>> BEGIN GIVEN INFORMATION
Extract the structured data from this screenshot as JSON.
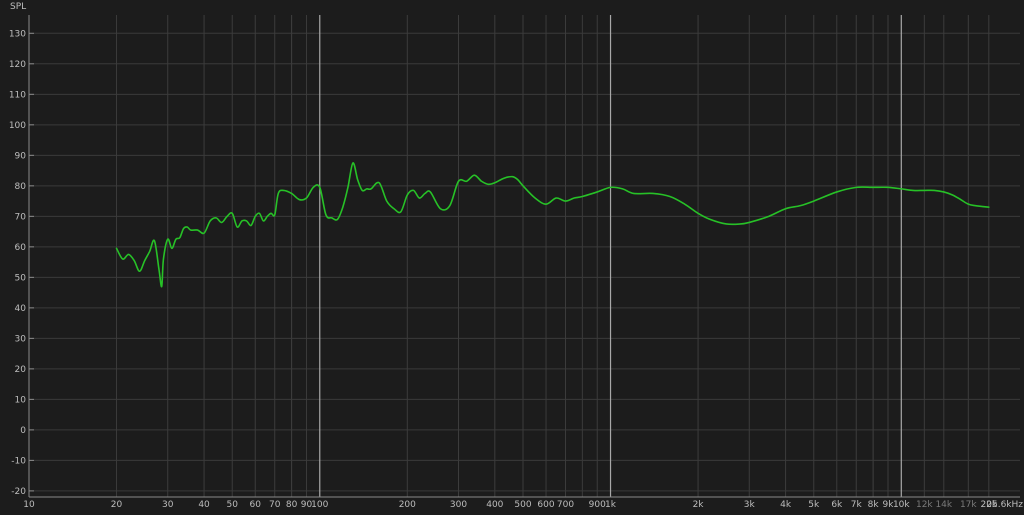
{
  "chart_data": {
    "type": "line",
    "title": "",
    "ylabel": "SPL",
    "xlabel": "",
    "x_scale": "log",
    "xlim": [
      10,
      25600
    ],
    "ylim": [
      -22,
      136
    ],
    "grid": true,
    "legend": "none",
    "y_ticks": [
      -20,
      -10,
      0,
      10,
      20,
      30,
      40,
      50,
      60,
      70,
      80,
      90,
      100,
      110,
      120,
      130
    ],
    "x_ticks": [
      {
        "value": 10,
        "label": "10",
        "major": true
      },
      {
        "value": 20,
        "label": "20",
        "major": false
      },
      {
        "value": 30,
        "label": "30",
        "major": false
      },
      {
        "value": 40,
        "label": "40",
        "major": false
      },
      {
        "value": 50,
        "label": "50",
        "major": false
      },
      {
        "value": 60,
        "label": "60",
        "major": false
      },
      {
        "value": 70,
        "label": "70",
        "major": false
      },
      {
        "value": 80,
        "label": "80",
        "major": false
      },
      {
        "value": 90,
        "label": "90",
        "major": false
      },
      {
        "value": 100,
        "label": "100",
        "major": true
      },
      {
        "value": 200,
        "label": "200",
        "major": false
      },
      {
        "value": 300,
        "label": "300",
        "major": false
      },
      {
        "value": 400,
        "label": "400",
        "major": false
      },
      {
        "value": 500,
        "label": "500",
        "major": false
      },
      {
        "value": 600,
        "label": "600",
        "major": false
      },
      {
        "value": 700,
        "label": "700",
        "major": false
      },
      {
        "value": 900,
        "label": "900",
        "major": false
      },
      {
        "value": 1000,
        "label": "1k",
        "major": true
      },
      {
        "value": 2000,
        "label": "2k",
        "major": false
      },
      {
        "value": 3000,
        "label": "3k",
        "major": false
      },
      {
        "value": 4000,
        "label": "4k",
        "major": false
      },
      {
        "value": 5000,
        "label": "5k",
        "major": false
      },
      {
        "value": 6000,
        "label": "6k",
        "major": false
      },
      {
        "value": 7000,
        "label": "7k",
        "major": false
      },
      {
        "value": 8000,
        "label": "8k",
        "major": false
      },
      {
        "value": 9000,
        "label": "9k",
        "major": false
      },
      {
        "value": 10000,
        "label": "10k",
        "major": true
      },
      {
        "value": 12000,
        "label": "12k",
        "major": false,
        "dim": true
      },
      {
        "value": 14000,
        "label": "14k",
        "major": false,
        "dim": true
      },
      {
        "value": 17000,
        "label": "17k",
        "major": false,
        "dim": true
      },
      {
        "value": 20000,
        "label": "20k",
        "major": false
      },
      {
        "value": 25600,
        "label": "25.6kHz",
        "major": false
      }
    ],
    "minor_grid_x": [
      80,
      800,
      8000
    ],
    "series": [
      {
        "color": "#27c127",
        "x": [
          20,
          21,
          22,
          23,
          24,
          25,
          26,
          27,
          28,
          28.6,
          29,
          30,
          31,
          32,
          33,
          34,
          35,
          36,
          38,
          40,
          42,
          44,
          46,
          48,
          50,
          52,
          54,
          56,
          58,
          60,
          62,
          64,
          66,
          68,
          70,
          72,
          75,
          80,
          85,
          90,
          95,
          100,
          105,
          110,
          115,
          120,
          125,
          130,
          135,
          140,
          145,
          150,
          160,
          170,
          180,
          190,
          200,
          210,
          220,
          230,
          240,
          260,
          280,
          300,
          320,
          340,
          360,
          380,
          400,
          430,
          460,
          480,
          500,
          550,
          600,
          650,
          700,
          750,
          800,
          900,
          1000,
          1100,
          1200,
          1400,
          1600,
          1800,
          2000,
          2200,
          2500,
          2800,
          3000,
          3500,
          4000,
          4500,
          5000,
          6000,
          7000,
          8000,
          9000,
          10000,
          11000,
          12000,
          13000,
          14000,
          15000,
          16000,
          17000,
          18000,
          20000
        ],
        "y": [
          59.5,
          56.0,
          57.5,
          55.5,
          52.0,
          55.5,
          58.5,
          62.0,
          52.5,
          47.0,
          56.0,
          62.5,
          59.5,
          62.5,
          63.0,
          66.0,
          66.5,
          65.5,
          65.5,
          64.5,
          68.5,
          69.5,
          68.0,
          70.0,
          71.0,
          66.5,
          68.5,
          68.5,
          67.0,
          70.0,
          71.0,
          68.5,
          70.0,
          71.0,
          70.5,
          77.5,
          78.5,
          77.5,
          75.5,
          76.0,
          79.5,
          79.5,
          70.5,
          69.5,
          69.0,
          73.0,
          79.5,
          87.5,
          82.0,
          78.5,
          79.0,
          79.0,
          81.0,
          75.0,
          72.5,
          71.5,
          77.0,
          78.5,
          76.0,
          77.5,
          78.0,
          72.5,
          73.5,
          81.5,
          81.5,
          83.5,
          81.5,
          80.5,
          81.0,
          82.5,
          83.0,
          82.0,
          80.0,
          76.0,
          74.0,
          76.0,
          75.0,
          76.0,
          76.5,
          78.0,
          79.5,
          79.0,
          77.5,
          77.5,
          76.5,
          74.0,
          71.0,
          69.0,
          67.5,
          67.5,
          68.0,
          70.0,
          72.5,
          73.5,
          75.0,
          78.0,
          79.5,
          79.5,
          79.5,
          79.0,
          78.5,
          78.5,
          78.5,
          78.0,
          77.0,
          75.5,
          74.0,
          73.5,
          73.0
        ]
      }
    ]
  }
}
>> END GIVEN INFORMATION
_THE PROBLEM_: The records above are to be quoted exactly, with all pictures left out.

_ANSWER TO THIS EXERCISE_:
Extract the structured data from this screenshot as JSON.
{
  "chart_data": {
    "type": "line",
    "title": "",
    "ylabel": "SPL",
    "xlabel": "",
    "x_scale": "log",
    "xlim": [
      10,
      25600
    ],
    "ylim": [
      -22,
      136
    ],
    "grid": true,
    "legend": "none",
    "y_ticks": [
      -20,
      -10,
      0,
      10,
      20,
      30,
      40,
      50,
      60,
      70,
      80,
      90,
      100,
      110,
      120,
      130
    ],
    "x_ticks": [
      {
        "value": 10,
        "label": "10",
        "major": true
      },
      {
        "value": 20,
        "label": "20",
        "major": false
      },
      {
        "value": 30,
        "label": "30",
        "major": false
      },
      {
        "value": 40,
        "label": "40",
        "major": false
      },
      {
        "value": 50,
        "label": "50",
        "major": false
      },
      {
        "value": 60,
        "label": "60",
        "major": false
      },
      {
        "value": 70,
        "label": "70",
        "major": false
      },
      {
        "value": 80,
        "label": "80",
        "major": false
      },
      {
        "value": 90,
        "label": "90",
        "major": false
      },
      {
        "value": 100,
        "label": "100",
        "major": true
      },
      {
        "value": 200,
        "label": "200",
        "major": false
      },
      {
        "value": 300,
        "label": "300",
        "major": false
      },
      {
        "value": 400,
        "label": "400",
        "major": false
      },
      {
        "value": 500,
        "label": "500",
        "major": false
      },
      {
        "value": 600,
        "label": "600",
        "major": false
      },
      {
        "value": 700,
        "label": "700",
        "major": false
      },
      {
        "value": 900,
        "label": "900",
        "major": false
      },
      {
        "value": 1000,
        "label": "1k",
        "major": true
      },
      {
        "value": 2000,
        "label": "2k",
        "major": false
      },
      {
        "value": 3000,
        "label": "3k",
        "major": false
      },
      {
        "value": 4000,
        "label": "4k",
        "major": false
      },
      {
        "value": 5000,
        "label": "5k",
        "major": false
      },
      {
        "value": 6000,
        "label": "6k",
        "major": false
      },
      {
        "value": 7000,
        "label": "7k",
        "major": false
      },
      {
        "value": 8000,
        "label": "8k",
        "major": false
      },
      {
        "value": 9000,
        "label": "9k",
        "major": false
      },
      {
        "value": 10000,
        "label": "10k",
        "major": true
      },
      {
        "value": 12000,
        "label": "12k",
        "major": false,
        "dim": true
      },
      {
        "value": 14000,
        "label": "14k",
        "major": false,
        "dim": true
      },
      {
        "value": 17000,
        "label": "17k",
        "major": false,
        "dim": true
      },
      {
        "value": 20000,
        "label": "20k",
        "major": false
      },
      {
        "value": 25600,
        "label": "25.6kHz",
        "major": false
      }
    ],
    "minor_grid_x": [
      80,
      800,
      8000
    ],
    "series": [
      {
        "color": "#27c127",
        "x": [
          20,
          21,
          22,
          23,
          24,
          25,
          26,
          27,
          28,
          28.6,
          29,
          30,
          31,
          32,
          33,
          34,
          35,
          36,
          38,
          40,
          42,
          44,
          46,
          48,
          50,
          52,
          54,
          56,
          58,
          60,
          62,
          64,
          66,
          68,
          70,
          72,
          75,
          80,
          85,
          90,
          95,
          100,
          105,
          110,
          115,
          120,
          125,
          130,
          135,
          140,
          145,
          150,
          160,
          170,
          180,
          190,
          200,
          210,
          220,
          230,
          240,
          260,
          280,
          300,
          320,
          340,
          360,
          380,
          400,
          430,
          460,
          480,
          500,
          550,
          600,
          650,
          700,
          750,
          800,
          900,
          1000,
          1100,
          1200,
          1400,
          1600,
          1800,
          2000,
          2200,
          2500,
          2800,
          3000,
          3500,
          4000,
          4500,
          5000,
          6000,
          7000,
          8000,
          9000,
          10000,
          11000,
          12000,
          13000,
          14000,
          15000,
          16000,
          17000,
          18000,
          20000
        ],
        "y": [
          59.5,
          56.0,
          57.5,
          55.5,
          52.0,
          55.5,
          58.5,
          62.0,
          52.5,
          47.0,
          56.0,
          62.5,
          59.5,
          62.5,
          63.0,
          66.0,
          66.5,
          65.5,
          65.5,
          64.5,
          68.5,
          69.5,
          68.0,
          70.0,
          71.0,
          66.5,
          68.5,
          68.5,
          67.0,
          70.0,
          71.0,
          68.5,
          70.0,
          71.0,
          70.5,
          77.5,
          78.5,
          77.5,
          75.5,
          76.0,
          79.5,
          79.5,
          70.5,
          69.5,
          69.0,
          73.0,
          79.5,
          87.5,
          82.0,
          78.5,
          79.0,
          79.0,
          81.0,
          75.0,
          72.5,
          71.5,
          77.0,
          78.5,
          76.0,
          77.5,
          78.0,
          72.5,
          73.5,
          81.5,
          81.5,
          83.5,
          81.5,
          80.5,
          81.0,
          82.5,
          83.0,
          82.0,
          80.0,
          76.0,
          74.0,
          76.0,
          75.0,
          76.0,
          76.5,
          78.0,
          79.5,
          79.0,
          77.5,
          77.5,
          76.5,
          74.0,
          71.0,
          69.0,
          67.5,
          67.5,
          68.0,
          70.0,
          72.5,
          73.5,
          75.0,
          78.0,
          79.5,
          79.5,
          79.5,
          79.0,
          78.5,
          78.5,
          78.5,
          78.0,
          77.0,
          75.5,
          74.0,
          73.5,
          73.0
        ]
      }
    ]
  }
}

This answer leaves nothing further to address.